Print all of the data exactly as written.

◇ ◇ ◇ ◇ ◇

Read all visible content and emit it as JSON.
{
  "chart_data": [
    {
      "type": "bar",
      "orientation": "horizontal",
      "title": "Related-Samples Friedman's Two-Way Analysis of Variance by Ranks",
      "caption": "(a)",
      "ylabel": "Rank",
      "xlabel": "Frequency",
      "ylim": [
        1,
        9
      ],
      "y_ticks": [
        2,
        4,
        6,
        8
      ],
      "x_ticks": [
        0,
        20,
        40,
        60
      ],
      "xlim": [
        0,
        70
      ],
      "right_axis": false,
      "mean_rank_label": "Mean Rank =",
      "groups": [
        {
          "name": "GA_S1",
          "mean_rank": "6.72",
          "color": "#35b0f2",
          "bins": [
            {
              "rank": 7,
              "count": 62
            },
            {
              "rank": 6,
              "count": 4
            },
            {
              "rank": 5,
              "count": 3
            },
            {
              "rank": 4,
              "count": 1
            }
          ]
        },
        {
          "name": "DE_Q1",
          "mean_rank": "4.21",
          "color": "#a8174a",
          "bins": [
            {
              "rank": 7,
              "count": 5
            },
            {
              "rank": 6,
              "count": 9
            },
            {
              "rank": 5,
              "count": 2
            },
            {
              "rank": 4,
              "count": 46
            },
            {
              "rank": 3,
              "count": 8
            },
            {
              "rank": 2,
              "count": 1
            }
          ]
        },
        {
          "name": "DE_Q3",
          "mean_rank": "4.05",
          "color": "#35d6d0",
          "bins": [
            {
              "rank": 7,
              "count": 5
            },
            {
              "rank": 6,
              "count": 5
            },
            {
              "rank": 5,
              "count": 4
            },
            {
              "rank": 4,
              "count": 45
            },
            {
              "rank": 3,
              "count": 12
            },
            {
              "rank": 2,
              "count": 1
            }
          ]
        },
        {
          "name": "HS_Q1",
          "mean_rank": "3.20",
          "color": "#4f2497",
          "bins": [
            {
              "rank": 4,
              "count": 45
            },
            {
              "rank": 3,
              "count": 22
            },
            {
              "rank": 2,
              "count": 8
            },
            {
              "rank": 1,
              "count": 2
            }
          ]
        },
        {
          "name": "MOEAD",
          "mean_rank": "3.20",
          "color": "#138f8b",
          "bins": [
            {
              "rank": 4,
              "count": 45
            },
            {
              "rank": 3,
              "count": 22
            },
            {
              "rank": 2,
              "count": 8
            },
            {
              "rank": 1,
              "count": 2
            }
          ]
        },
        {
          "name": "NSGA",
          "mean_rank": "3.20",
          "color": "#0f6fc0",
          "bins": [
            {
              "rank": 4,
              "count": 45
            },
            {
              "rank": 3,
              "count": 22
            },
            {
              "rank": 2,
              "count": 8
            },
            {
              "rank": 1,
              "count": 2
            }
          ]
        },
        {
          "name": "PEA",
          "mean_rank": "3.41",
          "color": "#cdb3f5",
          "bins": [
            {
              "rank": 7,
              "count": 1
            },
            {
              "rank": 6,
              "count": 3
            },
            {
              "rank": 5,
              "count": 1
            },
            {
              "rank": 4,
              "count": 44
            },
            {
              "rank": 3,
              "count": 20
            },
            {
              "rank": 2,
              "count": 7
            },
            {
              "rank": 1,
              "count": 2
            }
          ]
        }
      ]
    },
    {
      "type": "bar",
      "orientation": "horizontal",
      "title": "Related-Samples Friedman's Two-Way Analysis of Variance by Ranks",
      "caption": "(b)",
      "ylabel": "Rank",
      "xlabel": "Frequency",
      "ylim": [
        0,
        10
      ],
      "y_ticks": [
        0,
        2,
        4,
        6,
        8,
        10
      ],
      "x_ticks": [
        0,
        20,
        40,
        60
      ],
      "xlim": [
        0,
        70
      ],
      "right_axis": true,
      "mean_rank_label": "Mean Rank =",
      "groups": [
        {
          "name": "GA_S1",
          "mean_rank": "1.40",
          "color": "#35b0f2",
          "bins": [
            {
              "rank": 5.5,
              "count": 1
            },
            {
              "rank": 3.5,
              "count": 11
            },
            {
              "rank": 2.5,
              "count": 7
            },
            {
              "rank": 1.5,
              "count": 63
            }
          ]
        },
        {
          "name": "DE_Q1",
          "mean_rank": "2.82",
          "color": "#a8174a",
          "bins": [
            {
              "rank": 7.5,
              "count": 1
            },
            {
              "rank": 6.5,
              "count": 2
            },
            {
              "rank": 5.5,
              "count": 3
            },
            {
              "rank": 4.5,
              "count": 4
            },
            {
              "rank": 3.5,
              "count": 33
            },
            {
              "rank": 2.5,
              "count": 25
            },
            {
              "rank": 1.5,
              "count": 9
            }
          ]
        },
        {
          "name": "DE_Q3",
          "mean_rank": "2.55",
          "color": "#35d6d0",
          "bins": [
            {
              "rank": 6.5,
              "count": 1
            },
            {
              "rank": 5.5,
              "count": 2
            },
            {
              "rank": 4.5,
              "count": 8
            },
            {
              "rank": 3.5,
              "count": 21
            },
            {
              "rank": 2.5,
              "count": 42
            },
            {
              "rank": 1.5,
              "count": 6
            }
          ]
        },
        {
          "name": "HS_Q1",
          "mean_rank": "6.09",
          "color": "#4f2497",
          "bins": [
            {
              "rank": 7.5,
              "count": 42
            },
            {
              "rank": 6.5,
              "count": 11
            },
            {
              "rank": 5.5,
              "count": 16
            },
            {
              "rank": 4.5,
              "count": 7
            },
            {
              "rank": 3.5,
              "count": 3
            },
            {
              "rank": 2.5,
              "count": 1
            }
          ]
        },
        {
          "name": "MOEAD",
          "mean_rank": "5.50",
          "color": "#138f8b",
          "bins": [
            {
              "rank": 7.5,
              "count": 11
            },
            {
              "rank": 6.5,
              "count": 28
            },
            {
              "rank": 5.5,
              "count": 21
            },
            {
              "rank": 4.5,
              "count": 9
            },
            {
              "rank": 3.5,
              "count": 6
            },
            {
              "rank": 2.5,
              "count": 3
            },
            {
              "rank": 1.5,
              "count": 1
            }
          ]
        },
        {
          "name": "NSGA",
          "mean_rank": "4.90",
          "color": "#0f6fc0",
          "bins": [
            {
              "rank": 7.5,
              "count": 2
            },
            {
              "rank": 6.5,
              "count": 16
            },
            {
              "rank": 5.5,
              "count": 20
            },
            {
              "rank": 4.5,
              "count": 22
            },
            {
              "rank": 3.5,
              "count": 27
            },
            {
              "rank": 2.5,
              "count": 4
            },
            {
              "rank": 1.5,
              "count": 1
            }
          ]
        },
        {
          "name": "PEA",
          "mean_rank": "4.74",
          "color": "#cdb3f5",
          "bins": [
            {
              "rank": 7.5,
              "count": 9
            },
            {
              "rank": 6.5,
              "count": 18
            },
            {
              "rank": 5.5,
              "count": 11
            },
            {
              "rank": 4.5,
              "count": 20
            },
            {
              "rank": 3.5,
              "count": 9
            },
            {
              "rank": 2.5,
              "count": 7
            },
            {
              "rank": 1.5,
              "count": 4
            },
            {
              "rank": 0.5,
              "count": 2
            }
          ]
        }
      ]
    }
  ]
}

◇ ◇ ◇ ◇ ◇

# The output:
Read all visible content and emit it as JSON.
{
  "chart_data": [
    {
      "type": "bar",
      "orientation": "horizontal",
      "title": "Related-Samples Friedman's Two-Way Analysis of Variance by Ranks",
      "caption": "(a)",
      "ylabel": "Rank",
      "xlabel": "Frequency",
      "ylim": [
        1,
        9
      ],
      "y_ticks": [
        2,
        4,
        6,
        8
      ],
      "x_ticks": [
        0,
        20,
        40,
        60
      ],
      "xlim": [
        0,
        70
      ],
      "right_axis": false,
      "mean_rank_label": "Mean Rank =",
      "groups": [
        {
          "name": "GA_S1",
          "mean_rank": "6.72",
          "color": "#35b0f2",
          "bins": [
            {
              "rank": 7,
              "count": 62
            },
            {
              "rank": 6,
              "count": 4
            },
            {
              "rank": 5,
              "count": 3
            },
            {
              "rank": 4,
              "count": 1
            }
          ]
        },
        {
          "name": "DE_Q1",
          "mean_rank": "4.21",
          "color": "#a8174a",
          "bins": [
            {
              "rank": 7,
              "count": 5
            },
            {
              "rank": 6,
              "count": 9
            },
            {
              "rank": 5,
              "count": 2
            },
            {
              "rank": 4,
              "count": 46
            },
            {
              "rank": 3,
              "count": 8
            },
            {
              "rank": 2,
              "count": 1
            }
          ]
        },
        {
          "name": "DE_Q3",
          "mean_rank": "4.05",
          "color": "#35d6d0",
          "bins": [
            {
              "rank": 7,
              "count": 5
            },
            {
              "rank": 6,
              "count": 5
            },
            {
              "rank": 5,
              "count": 4
            },
            {
              "rank": 4,
              "count": 45
            },
            {
              "rank": 3,
              "count": 12
            },
            {
              "rank": 2,
              "count": 1
            }
          ]
        },
        {
          "name": "HS_Q1",
          "mean_rank": "3.20",
          "color": "#4f2497",
          "bins": [
            {
              "rank": 4,
              "count": 45
            },
            {
              "rank": 3,
              "count": 22
            },
            {
              "rank": 2,
              "count": 8
            },
            {
              "rank": 1,
              "count": 2
            }
          ]
        },
        {
          "name": "MOEAD",
          "mean_rank": "3.20",
          "color": "#138f8b",
          "bins": [
            {
              "rank": 4,
              "count": 45
            },
            {
              "rank": 3,
              "count": 22
            },
            {
              "rank": 2,
              "count": 8
            },
            {
              "rank": 1,
              "count": 2
            }
          ]
        },
        {
          "name": "NSGA",
          "mean_rank": "3.20",
          "color": "#0f6fc0",
          "bins": [
            {
              "rank": 4,
              "count": 45
            },
            {
              "rank": 3,
              "count": 22
            },
            {
              "rank": 2,
              "count": 8
            },
            {
              "rank": 1,
              "count": 2
            }
          ]
        },
        {
          "name": "PEA",
          "mean_rank": "3.41",
          "color": "#cdb3f5",
          "bins": [
            {
              "rank": 7,
              "count": 1
            },
            {
              "rank": 6,
              "count": 3
            },
            {
              "rank": 5,
              "count": 1
            },
            {
              "rank": 4,
              "count": 44
            },
            {
              "rank": 3,
              "count": 20
            },
            {
              "rank": 2,
              "count": 7
            },
            {
              "rank": 1,
              "count": 2
            }
          ]
        }
      ]
    },
    {
      "type": "bar",
      "orientation": "horizontal",
      "title": "Related-Samples Friedman's Two-Way Analysis of Variance by Ranks",
      "caption": "(b)",
      "ylabel": "Rank",
      "xlabel": "Frequency",
      "ylim": [
        0,
        10
      ],
      "y_ticks": [
        0,
        2,
        4,
        6,
        8,
        10
      ],
      "x_ticks": [
        0,
        20,
        40,
        60
      ],
      "xlim": [
        0,
        70
      ],
      "right_axis": true,
      "mean_rank_label": "Mean Rank =",
      "groups": [
        {
          "name": "GA_S1",
          "mean_rank": "1.40",
          "color": "#35b0f2",
          "bins": [
            {
              "rank": 5.5,
              "count": 1
            },
            {
              "rank": 3.5,
              "count": 11
            },
            {
              "rank": 2.5,
              "count": 7
            },
            {
              "rank": 1.5,
              "count": 63
            }
          ]
        },
        {
          "name": "DE_Q1",
          "mean_rank": "2.82",
          "color": "#a8174a",
          "bins": [
            {
              "rank": 7.5,
              "count": 1
            },
            {
              "rank": 6.5,
              "count": 2
            },
            {
              "rank": 5.5,
              "count": 3
            },
            {
              "rank": 4.5,
              "count": 4
            },
            {
              "rank": 3.5,
              "count": 33
            },
            {
              "rank": 2.5,
              "count": 25
            },
            {
              "rank": 1.5,
              "count": 9
            }
          ]
        },
        {
          "name": "DE_Q3",
          "mean_rank": "2.55",
          "color": "#35d6d0",
          "bins": [
            {
              "rank": 6.5,
              "count": 1
            },
            {
              "rank": 5.5,
              "count": 2
            },
            {
              "rank": 4.5,
              "count": 8
            },
            {
              "rank": 3.5,
              "count": 21
            },
            {
              "rank": 2.5,
              "count": 42
            },
            {
              "rank": 1.5,
              "count": 6
            }
          ]
        },
        {
          "name": "HS_Q1",
          "mean_rank": "6.09",
          "color": "#4f2497",
          "bins": [
            {
              "rank": 7.5,
              "count": 42
            },
            {
              "rank": 6.5,
              "count": 11
            },
            {
              "rank": 5.5,
              "count": 16
            },
            {
              "rank": 4.5,
              "count": 7
            },
            {
              "rank": 3.5,
              "count": 3
            },
            {
              "rank": 2.5,
              "count": 1
            }
          ]
        },
        {
          "name": "MOEAD",
          "mean_rank": "5.50",
          "color": "#138f8b",
          "bins": [
            {
              "rank": 7.5,
              "count": 11
            },
            {
              "rank": 6.5,
              "count": 28
            },
            {
              "rank": 5.5,
              "count": 21
            },
            {
              "rank": 4.5,
              "count": 9
            },
            {
              "rank": 3.5,
              "count": 6
            },
            {
              "rank": 2.5,
              "count": 3
            },
            {
              "rank": 1.5,
              "count": 1
            }
          ]
        },
        {
          "name": "NSGA",
          "mean_rank": "4.90",
          "color": "#0f6fc0",
          "bins": [
            {
              "rank": 7.5,
              "count": 2
            },
            {
              "rank": 6.5,
              "count": 16
            },
            {
              "rank": 5.5,
              "count": 20
            },
            {
              "rank": 4.5,
              "count": 22
            },
            {
              "rank": 3.5,
              "count": 27
            },
            {
              "rank": 2.5,
              "count": 4
            },
            {
              "rank": 1.5,
              "count": 1
            }
          ]
        },
        {
          "name": "PEA",
          "mean_rank": "4.74",
          "color": "#cdb3f5",
          "bins": [
            {
              "rank": 7.5,
              "count": 9
            },
            {
              "rank": 6.5,
              "count": 18
            },
            {
              "rank": 5.5,
              "count": 11
            },
            {
              "rank": 4.5,
              "count": 20
            },
            {
              "rank": 3.5,
              "count": 9
            },
            {
              "rank": 2.5,
              "count": 7
            },
            {
              "rank": 1.5,
              "count": 4
            },
            {
              "rank": 0.5,
              "count": 2
            }
          ]
        }
      ]
    }
  ]
}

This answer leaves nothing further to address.